- Supplied material -
--------------------------------------------------

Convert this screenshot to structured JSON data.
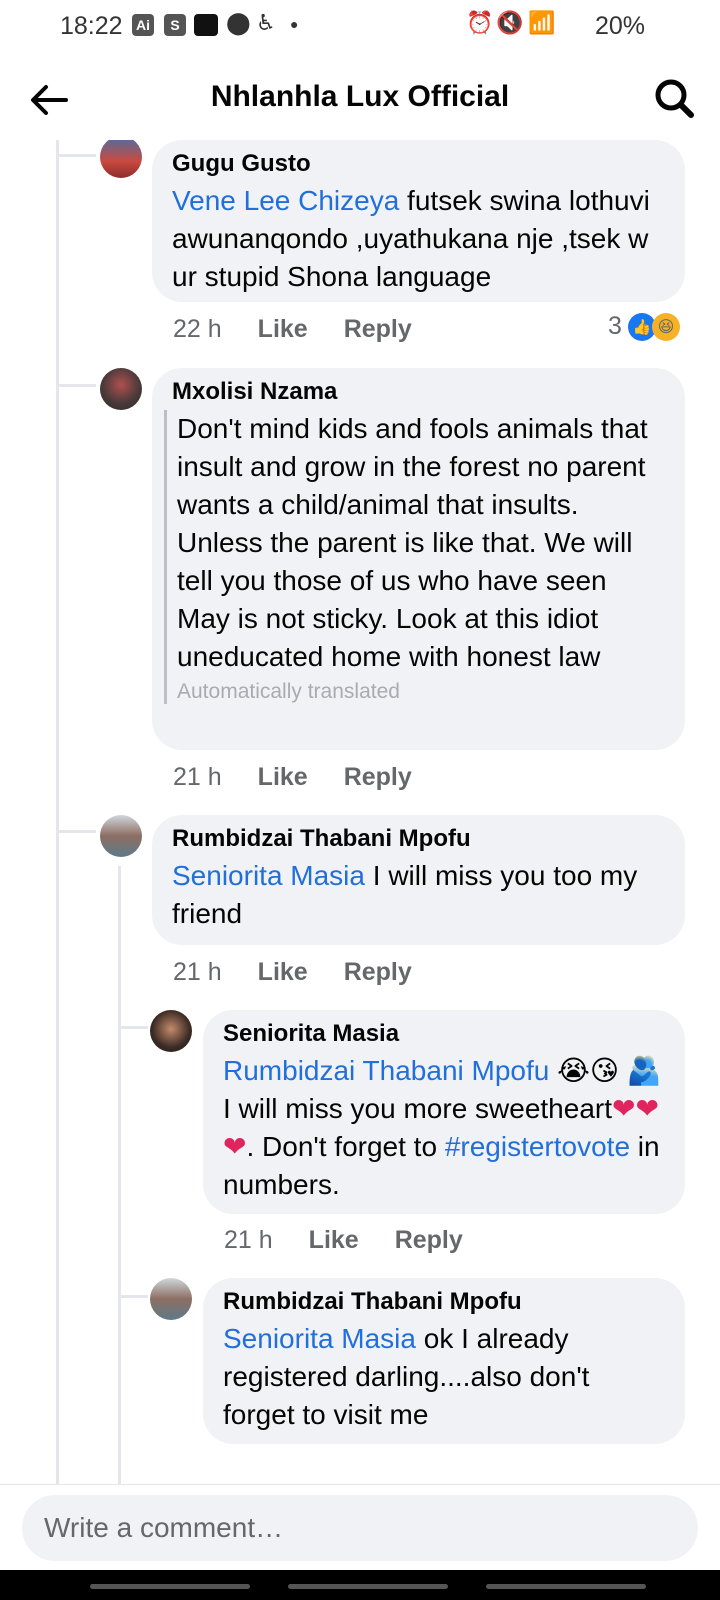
{
  "status_bar": {
    "time": "18:22",
    "icons": [
      "ai-icon",
      "s-icon",
      "app-icon",
      "location-icon",
      "accessibility-icon"
    ],
    "battery": "20%"
  },
  "header": {
    "title": "Nhlanhla Lux Official"
  },
  "comments": [
    {
      "author": "Gugu Gusto",
      "mention": "Vene Lee Chizeya",
      "text": " futsek swina lothuvi awunanqondo ,uyathukana nje ,tsek w ur stupid Shona language",
      "time": "22 h",
      "like": "Like",
      "reply": "Reply",
      "reaction_count": "3"
    },
    {
      "author": "Mxolisi Nzama",
      "text": "Don't mind kids and fools animals that insult and grow in the forest no parent wants a child/animal that insults. Unless the parent is like that. We will tell you those of us who have seen May is not sticky. Look at this idiot uneducated home with honest law",
      "translated_note": "Automatically translated",
      "time": "21 h",
      "like": "Like",
      "reply": "Reply"
    },
    {
      "author": "Rumbidzai Thabani Mpofu",
      "mention": "Seniorita Masia",
      "text": " I will miss you too my friend",
      "time": "21 h",
      "like": "Like",
      "reply": "Reply"
    },
    {
      "author": "Seniorita Masia",
      "mention": "Rumbidzai Thabani Mpofu",
      "text_part1": "I will miss you more sweetheart",
      "text_part2": ". Don't forget to ",
      "hashtag": "#registertovote",
      "text_part3": " in numbers.",
      "time": "21 h",
      "like": "Like",
      "reply": "Reply"
    },
    {
      "author": "Rumbidzai Thabani Mpofu",
      "mention": "Seniorita Masia",
      "text": " ok I already registered darling....also don't forget to visit me"
    }
  ],
  "composer": {
    "placeholder": "Write a comment…"
  },
  "colors": {
    "mention": "#216fdb",
    "bubble": "#f0f2f5",
    "meta": "#65676b"
  }
}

--------------------------------------------------

- Task requirements -
Give only the number of lines in the entries above that hold the string "author".

- Output for this exercise -
5